■ Your goal: Pictures in the data below are not part of the copy; transcribe everything else exactly.

* BEGIN Information supplied *

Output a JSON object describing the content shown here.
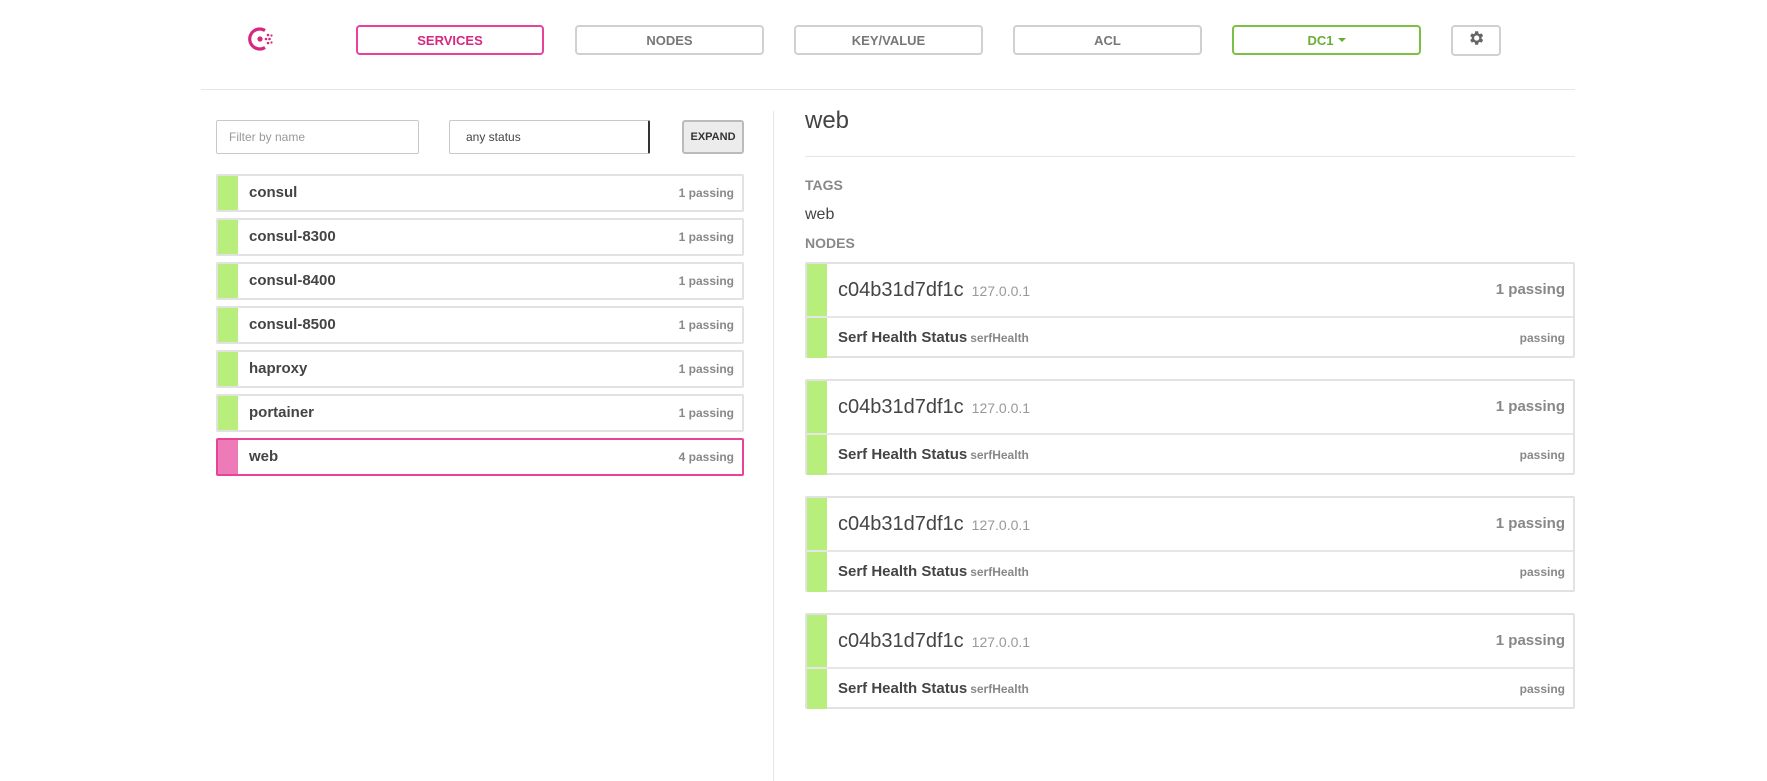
{
  "colors": {
    "accent": "#e9429a",
    "passing": "#b7ee7c",
    "active_bar": "#ec7bb7",
    "dc": "#7ac043"
  },
  "nav": {
    "logo_icon": "consul-logo-icon",
    "services": "SERVICES",
    "nodes": "NODES",
    "key_value": "KEY/VALUE",
    "acl": "ACL",
    "datacenter": "DC1",
    "settings_icon": "gear-icon"
  },
  "filter": {
    "placeholder": "Filter by name",
    "status": "any status",
    "expand": "EXPAND"
  },
  "services": [
    {
      "name": "consul",
      "count": "1 passing"
    },
    {
      "name": "consul-8300",
      "count": "1 passing"
    },
    {
      "name": "consul-8400",
      "count": "1 passing"
    },
    {
      "name": "consul-8500",
      "count": "1 passing"
    },
    {
      "name": "haproxy",
      "count": "1 passing"
    },
    {
      "name": "portainer",
      "count": "1 passing"
    },
    {
      "name": "web",
      "count": "4 passing"
    }
  ],
  "detail": {
    "title": "web",
    "tags_label": "TAGS",
    "tag": "web",
    "nodes_label": "NODES",
    "nodes": [
      {
        "name": "c04b31d7df1c",
        "address": "127.0.0.1",
        "count": "1 passing",
        "check": "Serf Health Status",
        "check_id": "serfHealth",
        "status": "passing"
      },
      {
        "name": "c04b31d7df1c",
        "address": "127.0.0.1",
        "count": "1 passing",
        "check": "Serf Health Status",
        "check_id": "serfHealth",
        "status": "passing"
      },
      {
        "name": "c04b31d7df1c",
        "address": "127.0.0.1",
        "count": "1 passing",
        "check": "Serf Health Status",
        "check_id": "serfHealth",
        "status": "passing"
      },
      {
        "name": "c04b31d7df1c",
        "address": "127.0.0.1",
        "count": "1 passing",
        "check": "Serf Health Status",
        "check_id": "serfHealth",
        "status": "passing"
      }
    ]
  }
}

* END Information supplied *

■ Completed exercise:
Output a JSON object describing the content shown here.
{
  "colors": {
    "accent": "#e9429a",
    "passing": "#b7ee7c",
    "active_bar": "#ec7bb7",
    "dc": "#7ac043"
  },
  "nav": {
    "logo_icon": "consul-logo-icon",
    "services": "SERVICES",
    "nodes": "NODES",
    "key_value": "KEY/VALUE",
    "acl": "ACL",
    "datacenter": "DC1",
    "settings_icon": "gear-icon"
  },
  "filter": {
    "placeholder": "Filter by name",
    "status": "any status",
    "expand": "EXPAND"
  },
  "services": [
    {
      "name": "consul",
      "count": "1 passing"
    },
    {
      "name": "consul-8300",
      "count": "1 passing"
    },
    {
      "name": "consul-8400",
      "count": "1 passing"
    },
    {
      "name": "consul-8500",
      "count": "1 passing"
    },
    {
      "name": "haproxy",
      "count": "1 passing"
    },
    {
      "name": "portainer",
      "count": "1 passing"
    },
    {
      "name": "web",
      "count": "4 passing"
    }
  ],
  "detail": {
    "title": "web",
    "tags_label": "TAGS",
    "tag": "web",
    "nodes_label": "NODES",
    "nodes": [
      {
        "name": "c04b31d7df1c",
        "address": "127.0.0.1",
        "count": "1 passing",
        "check": "Serf Health Status",
        "check_id": "serfHealth",
        "status": "passing"
      },
      {
        "name": "c04b31d7df1c",
        "address": "127.0.0.1",
        "count": "1 passing",
        "check": "Serf Health Status",
        "check_id": "serfHealth",
        "status": "passing"
      },
      {
        "name": "c04b31d7df1c",
        "address": "127.0.0.1",
        "count": "1 passing",
        "check": "Serf Health Status",
        "check_id": "serfHealth",
        "status": "passing"
      },
      {
        "name": "c04b31d7df1c",
        "address": "127.0.0.1",
        "count": "1 passing",
        "check": "Serf Health Status",
        "check_id": "serfHealth",
        "status": "passing"
      }
    ]
  }
}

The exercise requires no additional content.